Set exercise:
Using the data below, copy each line that includes the word "What".
- - - - -
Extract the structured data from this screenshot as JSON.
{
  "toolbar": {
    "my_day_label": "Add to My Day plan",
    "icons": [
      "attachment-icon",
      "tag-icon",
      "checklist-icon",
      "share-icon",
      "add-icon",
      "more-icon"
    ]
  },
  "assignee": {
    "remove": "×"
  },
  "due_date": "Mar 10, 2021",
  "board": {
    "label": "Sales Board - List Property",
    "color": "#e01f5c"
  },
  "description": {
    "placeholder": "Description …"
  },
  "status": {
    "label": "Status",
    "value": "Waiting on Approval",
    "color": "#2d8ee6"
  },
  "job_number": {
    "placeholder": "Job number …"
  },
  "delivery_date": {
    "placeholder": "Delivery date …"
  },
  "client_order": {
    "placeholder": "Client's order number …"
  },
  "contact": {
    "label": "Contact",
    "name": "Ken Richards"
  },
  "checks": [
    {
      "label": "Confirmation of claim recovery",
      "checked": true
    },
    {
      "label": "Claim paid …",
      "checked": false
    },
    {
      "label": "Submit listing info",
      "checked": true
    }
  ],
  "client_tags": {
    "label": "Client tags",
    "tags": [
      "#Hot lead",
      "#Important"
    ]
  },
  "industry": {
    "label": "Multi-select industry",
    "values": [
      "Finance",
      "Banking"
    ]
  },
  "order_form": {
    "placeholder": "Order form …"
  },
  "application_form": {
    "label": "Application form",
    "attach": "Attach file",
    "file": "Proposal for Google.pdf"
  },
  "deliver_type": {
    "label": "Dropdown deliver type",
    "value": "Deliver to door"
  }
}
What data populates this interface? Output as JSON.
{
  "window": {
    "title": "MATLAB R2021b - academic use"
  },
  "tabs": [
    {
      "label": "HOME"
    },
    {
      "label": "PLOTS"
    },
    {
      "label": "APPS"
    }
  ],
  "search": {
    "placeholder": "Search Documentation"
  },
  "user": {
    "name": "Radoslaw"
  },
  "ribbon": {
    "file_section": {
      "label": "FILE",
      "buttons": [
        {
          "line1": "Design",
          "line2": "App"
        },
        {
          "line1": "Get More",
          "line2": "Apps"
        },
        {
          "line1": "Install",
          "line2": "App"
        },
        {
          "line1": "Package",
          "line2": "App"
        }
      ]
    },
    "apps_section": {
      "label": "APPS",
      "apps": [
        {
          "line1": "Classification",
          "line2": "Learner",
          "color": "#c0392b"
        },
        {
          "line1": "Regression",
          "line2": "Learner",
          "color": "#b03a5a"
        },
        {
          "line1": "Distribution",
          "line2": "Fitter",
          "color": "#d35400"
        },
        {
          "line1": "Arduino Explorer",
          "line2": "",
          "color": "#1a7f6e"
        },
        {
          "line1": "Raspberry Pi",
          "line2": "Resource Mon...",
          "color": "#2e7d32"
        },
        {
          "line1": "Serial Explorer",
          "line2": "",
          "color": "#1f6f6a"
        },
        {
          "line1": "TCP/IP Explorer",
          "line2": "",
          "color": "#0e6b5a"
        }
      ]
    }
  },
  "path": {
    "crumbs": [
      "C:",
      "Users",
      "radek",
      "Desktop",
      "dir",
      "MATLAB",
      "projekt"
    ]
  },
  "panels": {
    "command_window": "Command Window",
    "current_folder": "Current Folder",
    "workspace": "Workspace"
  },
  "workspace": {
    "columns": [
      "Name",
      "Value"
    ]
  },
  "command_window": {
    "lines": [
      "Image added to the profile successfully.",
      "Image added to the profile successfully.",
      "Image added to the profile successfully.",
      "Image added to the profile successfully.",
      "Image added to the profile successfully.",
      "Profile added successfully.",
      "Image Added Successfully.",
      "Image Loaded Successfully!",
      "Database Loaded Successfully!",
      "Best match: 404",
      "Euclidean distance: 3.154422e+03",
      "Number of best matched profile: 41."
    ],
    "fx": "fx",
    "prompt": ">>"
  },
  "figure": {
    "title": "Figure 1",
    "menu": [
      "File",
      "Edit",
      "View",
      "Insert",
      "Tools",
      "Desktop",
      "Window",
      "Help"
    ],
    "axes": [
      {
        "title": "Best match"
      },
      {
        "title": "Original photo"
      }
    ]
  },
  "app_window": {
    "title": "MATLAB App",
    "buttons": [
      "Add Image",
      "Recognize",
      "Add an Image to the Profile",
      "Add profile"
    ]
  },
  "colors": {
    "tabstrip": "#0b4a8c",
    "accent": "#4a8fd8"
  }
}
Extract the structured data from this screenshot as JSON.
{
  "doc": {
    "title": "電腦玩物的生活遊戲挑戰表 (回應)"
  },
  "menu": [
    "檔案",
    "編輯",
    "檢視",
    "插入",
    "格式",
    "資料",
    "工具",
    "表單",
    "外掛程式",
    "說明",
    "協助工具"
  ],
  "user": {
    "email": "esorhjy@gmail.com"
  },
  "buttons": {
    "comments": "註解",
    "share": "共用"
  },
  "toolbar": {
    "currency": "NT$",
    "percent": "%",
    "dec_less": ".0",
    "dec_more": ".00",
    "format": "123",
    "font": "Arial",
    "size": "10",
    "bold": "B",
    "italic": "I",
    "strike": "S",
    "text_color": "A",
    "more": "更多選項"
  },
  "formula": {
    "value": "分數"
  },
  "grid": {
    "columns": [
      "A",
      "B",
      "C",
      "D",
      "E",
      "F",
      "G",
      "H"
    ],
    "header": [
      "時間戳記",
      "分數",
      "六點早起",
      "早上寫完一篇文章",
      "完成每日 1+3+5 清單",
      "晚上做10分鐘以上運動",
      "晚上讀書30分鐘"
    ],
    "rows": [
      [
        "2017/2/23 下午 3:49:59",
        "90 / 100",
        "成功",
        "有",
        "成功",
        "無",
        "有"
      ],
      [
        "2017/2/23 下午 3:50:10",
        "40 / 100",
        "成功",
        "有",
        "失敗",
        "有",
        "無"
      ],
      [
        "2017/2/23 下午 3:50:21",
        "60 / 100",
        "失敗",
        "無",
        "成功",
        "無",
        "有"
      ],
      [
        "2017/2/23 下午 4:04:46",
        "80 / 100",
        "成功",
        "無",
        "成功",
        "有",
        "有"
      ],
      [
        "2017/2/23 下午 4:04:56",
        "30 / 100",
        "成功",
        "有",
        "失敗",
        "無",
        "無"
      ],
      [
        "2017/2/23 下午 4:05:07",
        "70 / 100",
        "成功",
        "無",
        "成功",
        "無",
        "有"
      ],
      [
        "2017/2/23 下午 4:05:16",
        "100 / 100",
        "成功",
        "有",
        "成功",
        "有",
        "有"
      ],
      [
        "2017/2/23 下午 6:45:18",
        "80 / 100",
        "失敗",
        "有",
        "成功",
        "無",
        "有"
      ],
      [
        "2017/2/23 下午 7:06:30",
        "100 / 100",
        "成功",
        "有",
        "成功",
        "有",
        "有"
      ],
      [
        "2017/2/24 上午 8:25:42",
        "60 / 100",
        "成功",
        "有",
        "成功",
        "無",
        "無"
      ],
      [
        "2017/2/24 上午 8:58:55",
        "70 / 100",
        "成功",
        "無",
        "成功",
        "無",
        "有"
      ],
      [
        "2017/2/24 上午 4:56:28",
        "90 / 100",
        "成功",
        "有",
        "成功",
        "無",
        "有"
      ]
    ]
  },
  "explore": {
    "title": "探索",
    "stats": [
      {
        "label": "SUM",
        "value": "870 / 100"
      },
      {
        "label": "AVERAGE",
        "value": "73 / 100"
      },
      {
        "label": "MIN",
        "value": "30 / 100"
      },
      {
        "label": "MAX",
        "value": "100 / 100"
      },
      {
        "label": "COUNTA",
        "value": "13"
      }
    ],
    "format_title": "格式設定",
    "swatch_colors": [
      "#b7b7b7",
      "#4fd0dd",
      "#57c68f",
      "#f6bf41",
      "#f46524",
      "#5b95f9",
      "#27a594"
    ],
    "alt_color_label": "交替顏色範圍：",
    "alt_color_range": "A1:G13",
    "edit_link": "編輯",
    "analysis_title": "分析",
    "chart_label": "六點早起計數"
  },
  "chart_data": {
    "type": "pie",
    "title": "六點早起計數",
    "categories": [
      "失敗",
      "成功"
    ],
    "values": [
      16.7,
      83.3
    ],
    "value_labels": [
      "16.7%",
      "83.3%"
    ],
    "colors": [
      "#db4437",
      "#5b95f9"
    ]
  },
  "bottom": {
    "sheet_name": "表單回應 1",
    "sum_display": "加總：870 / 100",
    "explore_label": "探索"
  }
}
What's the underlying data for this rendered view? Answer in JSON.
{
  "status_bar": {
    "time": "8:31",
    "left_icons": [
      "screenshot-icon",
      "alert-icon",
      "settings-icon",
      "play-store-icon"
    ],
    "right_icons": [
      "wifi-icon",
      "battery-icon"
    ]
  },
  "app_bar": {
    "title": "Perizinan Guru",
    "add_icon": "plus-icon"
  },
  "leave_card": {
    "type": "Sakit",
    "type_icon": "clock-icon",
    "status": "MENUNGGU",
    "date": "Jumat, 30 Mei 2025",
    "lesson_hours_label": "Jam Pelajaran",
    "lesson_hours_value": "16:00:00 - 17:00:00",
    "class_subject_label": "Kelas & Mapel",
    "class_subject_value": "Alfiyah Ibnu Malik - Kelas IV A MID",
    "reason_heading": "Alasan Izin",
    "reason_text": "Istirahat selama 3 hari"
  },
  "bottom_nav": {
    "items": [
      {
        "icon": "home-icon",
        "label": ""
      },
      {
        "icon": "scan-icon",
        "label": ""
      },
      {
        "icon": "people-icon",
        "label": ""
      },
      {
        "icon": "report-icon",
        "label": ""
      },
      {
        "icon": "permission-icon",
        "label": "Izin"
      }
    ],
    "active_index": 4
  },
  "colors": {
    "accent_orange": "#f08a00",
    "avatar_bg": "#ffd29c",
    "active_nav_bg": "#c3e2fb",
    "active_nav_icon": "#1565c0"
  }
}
- - - - -
Written response:
What data populates this interface? Output as JSON.
What's the underlying data for this rendered view? Answer in JSON.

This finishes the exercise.